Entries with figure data
________________________

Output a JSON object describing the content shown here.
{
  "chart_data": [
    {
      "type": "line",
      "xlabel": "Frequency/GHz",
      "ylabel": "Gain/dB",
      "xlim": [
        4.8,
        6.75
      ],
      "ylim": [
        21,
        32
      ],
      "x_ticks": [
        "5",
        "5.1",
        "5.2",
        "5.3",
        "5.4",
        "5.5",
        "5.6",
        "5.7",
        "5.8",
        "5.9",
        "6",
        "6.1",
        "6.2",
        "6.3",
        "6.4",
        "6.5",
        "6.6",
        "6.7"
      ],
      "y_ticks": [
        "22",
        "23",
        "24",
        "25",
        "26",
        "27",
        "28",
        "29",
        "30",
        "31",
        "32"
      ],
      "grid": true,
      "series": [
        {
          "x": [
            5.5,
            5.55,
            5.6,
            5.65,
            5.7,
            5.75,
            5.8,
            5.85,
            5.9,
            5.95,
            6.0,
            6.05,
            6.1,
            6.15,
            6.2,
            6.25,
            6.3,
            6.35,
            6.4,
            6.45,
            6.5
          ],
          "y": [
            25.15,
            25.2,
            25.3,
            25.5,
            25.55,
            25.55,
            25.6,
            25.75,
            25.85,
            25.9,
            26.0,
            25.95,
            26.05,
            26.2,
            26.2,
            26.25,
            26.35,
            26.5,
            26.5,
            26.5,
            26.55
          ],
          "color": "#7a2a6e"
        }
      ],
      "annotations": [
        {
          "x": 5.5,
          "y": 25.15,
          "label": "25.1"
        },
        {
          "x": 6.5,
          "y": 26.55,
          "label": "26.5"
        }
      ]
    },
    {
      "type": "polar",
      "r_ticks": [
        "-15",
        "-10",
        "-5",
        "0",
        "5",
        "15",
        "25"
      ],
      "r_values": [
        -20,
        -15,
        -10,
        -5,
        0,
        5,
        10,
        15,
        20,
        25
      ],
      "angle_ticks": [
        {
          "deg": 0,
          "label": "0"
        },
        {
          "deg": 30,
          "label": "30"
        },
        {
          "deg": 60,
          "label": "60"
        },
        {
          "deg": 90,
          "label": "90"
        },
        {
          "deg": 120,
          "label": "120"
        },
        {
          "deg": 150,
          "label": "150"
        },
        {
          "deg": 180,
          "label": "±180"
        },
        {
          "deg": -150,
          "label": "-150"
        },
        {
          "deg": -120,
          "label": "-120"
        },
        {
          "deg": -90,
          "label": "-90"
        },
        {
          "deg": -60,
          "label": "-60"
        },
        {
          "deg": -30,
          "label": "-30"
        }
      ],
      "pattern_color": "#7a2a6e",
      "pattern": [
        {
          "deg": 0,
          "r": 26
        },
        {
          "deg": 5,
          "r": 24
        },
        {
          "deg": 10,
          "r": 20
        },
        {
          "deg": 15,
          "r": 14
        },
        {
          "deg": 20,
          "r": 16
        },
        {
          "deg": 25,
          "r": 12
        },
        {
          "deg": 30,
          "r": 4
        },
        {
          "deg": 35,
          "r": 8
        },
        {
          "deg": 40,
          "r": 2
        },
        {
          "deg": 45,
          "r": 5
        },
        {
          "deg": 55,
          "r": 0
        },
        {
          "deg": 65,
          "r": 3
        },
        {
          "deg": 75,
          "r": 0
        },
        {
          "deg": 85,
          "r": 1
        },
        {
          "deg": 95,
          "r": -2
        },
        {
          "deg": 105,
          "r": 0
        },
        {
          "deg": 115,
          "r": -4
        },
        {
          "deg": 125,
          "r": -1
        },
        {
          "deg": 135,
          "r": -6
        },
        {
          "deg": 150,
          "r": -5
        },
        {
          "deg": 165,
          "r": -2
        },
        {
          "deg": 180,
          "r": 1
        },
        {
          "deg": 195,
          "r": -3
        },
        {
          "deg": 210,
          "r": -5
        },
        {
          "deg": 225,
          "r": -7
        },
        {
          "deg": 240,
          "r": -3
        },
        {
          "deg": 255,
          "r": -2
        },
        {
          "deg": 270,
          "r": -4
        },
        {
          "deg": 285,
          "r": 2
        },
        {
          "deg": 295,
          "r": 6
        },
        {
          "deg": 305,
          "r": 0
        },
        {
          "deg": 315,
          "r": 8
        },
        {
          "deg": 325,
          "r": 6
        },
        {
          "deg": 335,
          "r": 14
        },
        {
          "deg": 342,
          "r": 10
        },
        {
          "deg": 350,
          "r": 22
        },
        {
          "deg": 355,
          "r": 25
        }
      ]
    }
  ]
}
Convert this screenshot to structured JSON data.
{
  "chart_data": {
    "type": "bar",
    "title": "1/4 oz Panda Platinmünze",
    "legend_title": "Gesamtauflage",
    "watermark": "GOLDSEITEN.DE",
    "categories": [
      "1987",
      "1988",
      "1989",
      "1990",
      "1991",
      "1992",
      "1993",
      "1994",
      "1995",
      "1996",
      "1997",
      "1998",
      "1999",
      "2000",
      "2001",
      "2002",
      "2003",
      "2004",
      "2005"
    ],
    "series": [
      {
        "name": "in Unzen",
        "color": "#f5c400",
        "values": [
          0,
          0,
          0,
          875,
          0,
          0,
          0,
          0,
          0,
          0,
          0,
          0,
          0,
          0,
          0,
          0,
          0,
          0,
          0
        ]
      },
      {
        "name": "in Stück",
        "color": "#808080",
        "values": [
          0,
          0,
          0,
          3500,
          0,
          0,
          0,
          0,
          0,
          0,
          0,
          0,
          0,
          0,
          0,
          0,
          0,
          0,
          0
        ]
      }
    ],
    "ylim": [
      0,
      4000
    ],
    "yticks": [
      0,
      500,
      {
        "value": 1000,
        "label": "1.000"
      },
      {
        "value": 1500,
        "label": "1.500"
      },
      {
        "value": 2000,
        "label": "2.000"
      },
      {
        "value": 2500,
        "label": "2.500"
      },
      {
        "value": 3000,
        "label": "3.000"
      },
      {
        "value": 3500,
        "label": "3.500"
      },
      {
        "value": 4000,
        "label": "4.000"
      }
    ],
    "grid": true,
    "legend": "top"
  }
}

________________________

▶ _What the exercise asks_
Write out the entries above once more, without altering anything.

▶ _Response to this exercise_
Output a JSON object describing the content shown here.
{
  "chart_data": [
    {
      "type": "line",
      "xlabel": "Frequency/GHz",
      "ylabel": "Gain/dB",
      "xlim": [
        4.8,
        6.75
      ],
      "ylim": [
        21,
        32
      ],
      "x_ticks": [
        "5",
        "5.1",
        "5.2",
        "5.3",
        "5.4",
        "5.5",
        "5.6",
        "5.7",
        "5.8",
        "5.9",
        "6",
        "6.1",
        "6.2",
        "6.3",
        "6.4",
        "6.5",
        "6.6",
        "6.7"
      ],
      "y_ticks": [
        "22",
        "23",
        "24",
        "25",
        "26",
        "27",
        "28",
        "29",
        "30",
        "31",
        "32"
      ],
      "grid": true,
      "series": [
        {
          "x": [
            5.5,
            5.55,
            5.6,
            5.65,
            5.7,
            5.75,
            5.8,
            5.85,
            5.9,
            5.95,
            6.0,
            6.05,
            6.1,
            6.15,
            6.2,
            6.25,
            6.3,
            6.35,
            6.4,
            6.45,
            6.5
          ],
          "y": [
            25.15,
            25.2,
            25.3,
            25.5,
            25.55,
            25.55,
            25.6,
            25.75,
            25.85,
            25.9,
            26.0,
            25.95,
            26.05,
            26.2,
            26.2,
            26.25,
            26.35,
            26.5,
            26.5,
            26.5,
            26.55
          ],
          "color": "#7a2a6e"
        }
      ],
      "annotations": [
        {
          "x": 5.5,
          "y": 25.15,
          "label": "25.1"
        },
        {
          "x": 6.5,
          "y": 26.55,
          "label": "26.5"
        }
      ]
    },
    {
      "type": "polar",
      "r_ticks": [
        "-15",
        "-10",
        "-5",
        "0",
        "5",
        "15",
        "25"
      ],
      "r_values": [
        -20,
        -15,
        -10,
        -5,
        0,
        5,
        10,
        15,
        20,
        25
      ],
      "angle_ticks": [
        {
          "deg": 0,
          "label": "0"
        },
        {
          "deg": 30,
          "label": "30"
        },
        {
          "deg": 60,
          "label": "60"
        },
        {
          "deg": 90,
          "label": "90"
        },
        {
          "deg": 120,
          "label": "120"
        },
        {
          "deg": 150,
          "label": "150"
        },
        {
          "deg": 180,
          "label": "±180"
        },
        {
          "deg": -150,
          "label": "-150"
        },
        {
          "deg": -120,
          "label": "-120"
        },
        {
          "deg": -90,
          "label": "-90"
        },
        {
          "deg": -60,
          "label": "-60"
        },
        {
          "deg": -30,
          "label": "-30"
        }
      ],
      "pattern_color": "#7a2a6e",
      "pattern": [
        {
          "deg": 0,
          "r": 26
        },
        {
          "deg": 5,
          "r": 24
        },
        {
          "deg": 10,
          "r": 20
        },
        {
          "deg": 15,
          "r": 14
        },
        {
          "deg": 20,
          "r": 16
        },
        {
          "deg": 25,
          "r": 12
        },
        {
          "deg": 30,
          "r": 4
        },
        {
          "deg": 35,
          "r": 8
        },
        {
          "deg": 40,
          "r": 2
        },
        {
          "deg": 45,
          "r": 5
        },
        {
          "deg": 55,
          "r": 0
        },
        {
          "deg": 65,
          "r": 3
        },
        {
          "deg": 75,
          "r": 0
        },
        {
          "deg": 85,
          "r": 1
        },
        {
          "deg": 95,
          "r": -2
        },
        {
          "deg": 105,
          "r": 0
        },
        {
          "deg": 115,
          "r": -4
        },
        {
          "deg": 125,
          "r": -1
        },
        {
          "deg": 135,
          "r": -6
        },
        {
          "deg": 150,
          "r": -5
        },
        {
          "deg": 165,
          "r": -2
        },
        {
          "deg": 180,
          "r": 1
        },
        {
          "deg": 195,
          "r": -3
        },
        {
          "deg": 210,
          "r": -5
        },
        {
          "deg": 225,
          "r": -7
        },
        {
          "deg": 240,
          "r": -3
        },
        {
          "deg": 255,
          "r": -2
        },
        {
          "deg": 270,
          "r": -4
        },
        {
          "deg": 285,
          "r": 2
        },
        {
          "deg": 295,
          "r": 6
        },
        {
          "deg": 305,
          "r": 0
        },
        {
          "deg": 315,
          "r": 8
        },
        {
          "deg": 325,
          "r": 6
        },
        {
          "deg": 335,
          "r": 14
        },
        {
          "deg": 342,
          "r": 10
        },
        {
          "deg": 350,
          "r": 22
        },
        {
          "deg": 355,
          "r": 25
        }
      ]
    }
  ]
}
Convert this screenshot to structured JSON data.
{
  "chart_data": {
    "type": "bar",
    "title": "1/4 oz Panda Platinmünze",
    "legend_title": "Gesamtauflage",
    "watermark": "GOLDSEITEN.DE",
    "categories": [
      "1987",
      "1988",
      "1989",
      "1990",
      "1991",
      "1992",
      "1993",
      "1994",
      "1995",
      "1996",
      "1997",
      "1998",
      "1999",
      "2000",
      "2001",
      "2002",
      "2003",
      "2004",
      "2005"
    ],
    "series": [
      {
        "name": "in Unzen",
        "color": "#f5c400",
        "values": [
          0,
          0,
          0,
          875,
          0,
          0,
          0,
          0,
          0,
          0,
          0,
          0,
          0,
          0,
          0,
          0,
          0,
          0,
          0
        ]
      },
      {
        "name": "in Stück",
        "color": "#808080",
        "values": [
          0,
          0,
          0,
          3500,
          0,
          0,
          0,
          0,
          0,
          0,
          0,
          0,
          0,
          0,
          0,
          0,
          0,
          0,
          0
        ]
      }
    ],
    "ylim": [
      0,
      4000
    ],
    "yticks": [
      0,
      500,
      {
        "value": 1000,
        "label": "1.000"
      },
      {
        "value": 1500,
        "label": "1.500"
      },
      {
        "value": 2000,
        "label": "2.000"
      },
      {
        "value": 2500,
        "label": "2.500"
      },
      {
        "value": 3000,
        "label": "3.000"
      },
      {
        "value": 3500,
        "label": "3.500"
      },
      {
        "value": 4000,
        "label": "4.000"
      }
    ],
    "grid": true,
    "legend": "top"
  }
}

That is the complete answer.